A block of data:
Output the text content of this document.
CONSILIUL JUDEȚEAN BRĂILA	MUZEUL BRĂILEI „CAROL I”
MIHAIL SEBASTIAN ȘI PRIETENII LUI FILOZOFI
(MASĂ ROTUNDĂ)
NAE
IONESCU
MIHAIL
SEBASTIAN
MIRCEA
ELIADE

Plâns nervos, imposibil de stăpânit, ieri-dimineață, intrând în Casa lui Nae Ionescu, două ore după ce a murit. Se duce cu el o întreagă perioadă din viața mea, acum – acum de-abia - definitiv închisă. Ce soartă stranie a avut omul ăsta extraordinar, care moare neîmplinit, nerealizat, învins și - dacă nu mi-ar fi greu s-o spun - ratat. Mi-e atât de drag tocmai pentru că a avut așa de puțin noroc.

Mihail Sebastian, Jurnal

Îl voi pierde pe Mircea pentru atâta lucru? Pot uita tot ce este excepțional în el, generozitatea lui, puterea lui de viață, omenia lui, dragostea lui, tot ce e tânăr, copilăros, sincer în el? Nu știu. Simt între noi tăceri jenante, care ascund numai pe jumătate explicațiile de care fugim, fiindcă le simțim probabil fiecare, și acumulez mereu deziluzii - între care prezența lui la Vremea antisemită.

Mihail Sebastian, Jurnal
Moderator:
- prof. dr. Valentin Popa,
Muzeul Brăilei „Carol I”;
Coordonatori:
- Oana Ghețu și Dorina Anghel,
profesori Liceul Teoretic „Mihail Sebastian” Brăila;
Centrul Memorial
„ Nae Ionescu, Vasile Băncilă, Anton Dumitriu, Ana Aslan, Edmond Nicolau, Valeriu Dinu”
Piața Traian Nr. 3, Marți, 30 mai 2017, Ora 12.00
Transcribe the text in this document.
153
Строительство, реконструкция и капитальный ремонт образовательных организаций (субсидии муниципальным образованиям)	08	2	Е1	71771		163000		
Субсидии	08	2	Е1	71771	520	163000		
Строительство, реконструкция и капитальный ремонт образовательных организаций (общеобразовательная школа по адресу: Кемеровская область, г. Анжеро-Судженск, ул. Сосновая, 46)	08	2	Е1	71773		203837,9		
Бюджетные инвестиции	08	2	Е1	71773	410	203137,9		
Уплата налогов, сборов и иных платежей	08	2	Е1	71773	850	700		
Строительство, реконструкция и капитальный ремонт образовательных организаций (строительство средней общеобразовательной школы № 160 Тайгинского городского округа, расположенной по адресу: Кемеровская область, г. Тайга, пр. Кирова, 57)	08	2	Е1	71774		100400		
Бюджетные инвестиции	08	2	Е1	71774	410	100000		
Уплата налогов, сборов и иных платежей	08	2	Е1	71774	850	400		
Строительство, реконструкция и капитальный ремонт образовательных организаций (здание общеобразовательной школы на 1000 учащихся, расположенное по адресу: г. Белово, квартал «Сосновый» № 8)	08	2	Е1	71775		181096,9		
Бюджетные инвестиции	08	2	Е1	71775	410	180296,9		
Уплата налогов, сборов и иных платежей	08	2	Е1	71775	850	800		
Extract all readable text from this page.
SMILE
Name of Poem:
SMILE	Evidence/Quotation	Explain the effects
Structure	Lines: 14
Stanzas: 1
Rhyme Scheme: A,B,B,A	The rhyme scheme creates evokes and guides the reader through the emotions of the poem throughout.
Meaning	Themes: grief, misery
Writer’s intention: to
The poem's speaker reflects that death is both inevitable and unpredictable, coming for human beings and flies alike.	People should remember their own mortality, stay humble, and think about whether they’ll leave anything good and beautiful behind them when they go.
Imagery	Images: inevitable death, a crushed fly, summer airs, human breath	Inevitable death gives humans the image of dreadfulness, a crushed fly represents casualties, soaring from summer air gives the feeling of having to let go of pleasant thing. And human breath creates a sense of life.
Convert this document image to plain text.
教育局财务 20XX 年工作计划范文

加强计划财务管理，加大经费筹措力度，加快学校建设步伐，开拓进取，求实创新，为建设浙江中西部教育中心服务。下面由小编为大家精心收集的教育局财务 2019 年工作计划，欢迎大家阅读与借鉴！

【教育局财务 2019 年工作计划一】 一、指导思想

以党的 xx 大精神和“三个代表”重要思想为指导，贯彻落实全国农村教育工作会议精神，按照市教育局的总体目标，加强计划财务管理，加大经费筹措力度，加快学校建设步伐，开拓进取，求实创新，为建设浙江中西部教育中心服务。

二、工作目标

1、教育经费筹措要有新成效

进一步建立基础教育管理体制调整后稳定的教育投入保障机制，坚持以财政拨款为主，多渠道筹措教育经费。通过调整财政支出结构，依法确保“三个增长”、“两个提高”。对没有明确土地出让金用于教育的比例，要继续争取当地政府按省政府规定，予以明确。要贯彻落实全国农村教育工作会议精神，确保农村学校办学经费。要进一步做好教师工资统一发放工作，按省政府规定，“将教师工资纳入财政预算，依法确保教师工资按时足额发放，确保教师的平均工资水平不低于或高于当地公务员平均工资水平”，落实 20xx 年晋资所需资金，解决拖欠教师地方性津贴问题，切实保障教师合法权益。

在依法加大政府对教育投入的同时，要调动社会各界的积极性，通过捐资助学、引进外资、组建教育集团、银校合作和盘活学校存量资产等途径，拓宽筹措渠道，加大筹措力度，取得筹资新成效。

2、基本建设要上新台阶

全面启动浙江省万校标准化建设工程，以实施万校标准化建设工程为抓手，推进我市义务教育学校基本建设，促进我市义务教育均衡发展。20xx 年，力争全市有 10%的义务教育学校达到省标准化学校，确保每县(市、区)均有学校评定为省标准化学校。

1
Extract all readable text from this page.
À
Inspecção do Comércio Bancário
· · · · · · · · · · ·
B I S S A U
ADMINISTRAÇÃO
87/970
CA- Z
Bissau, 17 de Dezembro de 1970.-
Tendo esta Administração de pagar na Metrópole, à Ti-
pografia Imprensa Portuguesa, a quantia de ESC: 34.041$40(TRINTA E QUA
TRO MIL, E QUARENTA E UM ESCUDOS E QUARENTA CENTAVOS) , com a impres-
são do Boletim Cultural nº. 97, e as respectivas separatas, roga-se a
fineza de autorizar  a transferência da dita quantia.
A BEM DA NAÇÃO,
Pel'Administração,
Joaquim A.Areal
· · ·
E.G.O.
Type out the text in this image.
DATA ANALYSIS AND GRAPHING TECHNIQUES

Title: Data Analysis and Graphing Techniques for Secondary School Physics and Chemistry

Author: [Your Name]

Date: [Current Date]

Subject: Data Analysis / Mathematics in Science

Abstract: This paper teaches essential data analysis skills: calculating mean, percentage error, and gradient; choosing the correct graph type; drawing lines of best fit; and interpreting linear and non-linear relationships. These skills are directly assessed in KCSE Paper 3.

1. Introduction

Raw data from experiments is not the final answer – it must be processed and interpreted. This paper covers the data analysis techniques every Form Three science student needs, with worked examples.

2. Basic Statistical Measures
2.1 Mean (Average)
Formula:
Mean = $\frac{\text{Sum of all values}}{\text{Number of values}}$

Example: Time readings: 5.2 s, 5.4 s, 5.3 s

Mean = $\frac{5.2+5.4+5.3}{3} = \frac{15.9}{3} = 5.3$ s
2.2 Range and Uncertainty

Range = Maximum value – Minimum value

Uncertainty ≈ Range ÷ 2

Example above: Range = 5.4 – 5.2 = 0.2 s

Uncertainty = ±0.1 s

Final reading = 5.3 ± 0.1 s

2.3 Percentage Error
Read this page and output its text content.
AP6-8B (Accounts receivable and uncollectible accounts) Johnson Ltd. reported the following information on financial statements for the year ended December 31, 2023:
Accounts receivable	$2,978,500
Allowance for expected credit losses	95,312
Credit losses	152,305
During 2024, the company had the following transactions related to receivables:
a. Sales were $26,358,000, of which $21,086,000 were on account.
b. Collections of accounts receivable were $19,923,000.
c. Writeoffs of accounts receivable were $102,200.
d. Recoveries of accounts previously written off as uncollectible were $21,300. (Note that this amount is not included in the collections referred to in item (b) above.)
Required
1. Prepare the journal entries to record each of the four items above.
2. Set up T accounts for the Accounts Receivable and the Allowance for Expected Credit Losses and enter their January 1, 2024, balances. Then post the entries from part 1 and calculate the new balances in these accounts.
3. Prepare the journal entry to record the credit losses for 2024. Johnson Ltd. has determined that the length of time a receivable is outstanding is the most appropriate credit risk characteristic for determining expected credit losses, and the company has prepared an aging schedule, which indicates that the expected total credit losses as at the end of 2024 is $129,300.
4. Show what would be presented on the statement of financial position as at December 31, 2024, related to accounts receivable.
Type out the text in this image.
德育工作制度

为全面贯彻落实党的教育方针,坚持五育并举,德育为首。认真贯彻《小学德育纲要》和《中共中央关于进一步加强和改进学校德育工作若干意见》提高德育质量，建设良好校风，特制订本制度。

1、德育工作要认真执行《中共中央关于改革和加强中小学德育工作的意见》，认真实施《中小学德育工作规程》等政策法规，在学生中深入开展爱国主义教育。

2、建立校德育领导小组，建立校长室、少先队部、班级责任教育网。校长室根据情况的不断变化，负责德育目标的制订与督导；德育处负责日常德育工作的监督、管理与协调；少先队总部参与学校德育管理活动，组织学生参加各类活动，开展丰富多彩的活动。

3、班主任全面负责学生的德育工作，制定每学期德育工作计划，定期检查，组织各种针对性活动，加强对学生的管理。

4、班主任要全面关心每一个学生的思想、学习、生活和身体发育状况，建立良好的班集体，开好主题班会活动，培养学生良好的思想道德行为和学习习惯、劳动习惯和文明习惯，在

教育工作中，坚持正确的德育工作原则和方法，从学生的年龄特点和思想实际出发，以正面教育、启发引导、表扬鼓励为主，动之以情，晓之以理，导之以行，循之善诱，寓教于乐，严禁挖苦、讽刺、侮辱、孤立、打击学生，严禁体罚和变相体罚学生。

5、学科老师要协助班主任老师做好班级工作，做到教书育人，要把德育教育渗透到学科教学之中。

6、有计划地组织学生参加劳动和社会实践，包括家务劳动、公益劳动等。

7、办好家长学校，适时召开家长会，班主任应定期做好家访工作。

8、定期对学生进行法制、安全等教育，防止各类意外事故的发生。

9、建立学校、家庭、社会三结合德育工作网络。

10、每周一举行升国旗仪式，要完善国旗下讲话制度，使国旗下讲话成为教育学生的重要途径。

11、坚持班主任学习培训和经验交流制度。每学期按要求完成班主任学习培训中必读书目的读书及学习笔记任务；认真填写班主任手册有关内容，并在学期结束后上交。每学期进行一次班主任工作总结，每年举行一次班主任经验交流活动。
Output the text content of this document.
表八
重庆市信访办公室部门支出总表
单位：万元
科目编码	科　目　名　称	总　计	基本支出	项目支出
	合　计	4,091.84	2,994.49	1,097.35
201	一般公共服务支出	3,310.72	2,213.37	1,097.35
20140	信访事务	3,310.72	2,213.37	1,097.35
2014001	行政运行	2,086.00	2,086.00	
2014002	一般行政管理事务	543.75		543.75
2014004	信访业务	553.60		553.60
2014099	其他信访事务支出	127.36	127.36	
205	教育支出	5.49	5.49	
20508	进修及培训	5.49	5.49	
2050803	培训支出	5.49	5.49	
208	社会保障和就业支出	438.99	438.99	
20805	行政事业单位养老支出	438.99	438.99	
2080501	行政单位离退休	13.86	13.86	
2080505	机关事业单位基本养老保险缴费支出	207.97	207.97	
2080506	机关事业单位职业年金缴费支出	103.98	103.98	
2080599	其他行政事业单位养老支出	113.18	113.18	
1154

Challenge:
In the entries above, identify every line with the word "加大经费筹措力度". Copy those lines.

Result of the exercise:
加强计划财务管理，加大经费筹措力度，加快学校建设步伐，开拓进取，求实创新，为建设浙江中西部教育中心服务。下面由小编为大家精心收集的教育局财务 2019 年工作计划，欢迎大家阅读与借鉴！
以党的 xx 大精神和“三个代表”重要思想为指导，贯彻落实全国农村教育工作会议精神，按照市教育局的总体目标，加强计划财务管理，加大经费筹措力度，加快学校建设步伐，开拓进取，求实创新，为建设浙江中西部教育中心服务。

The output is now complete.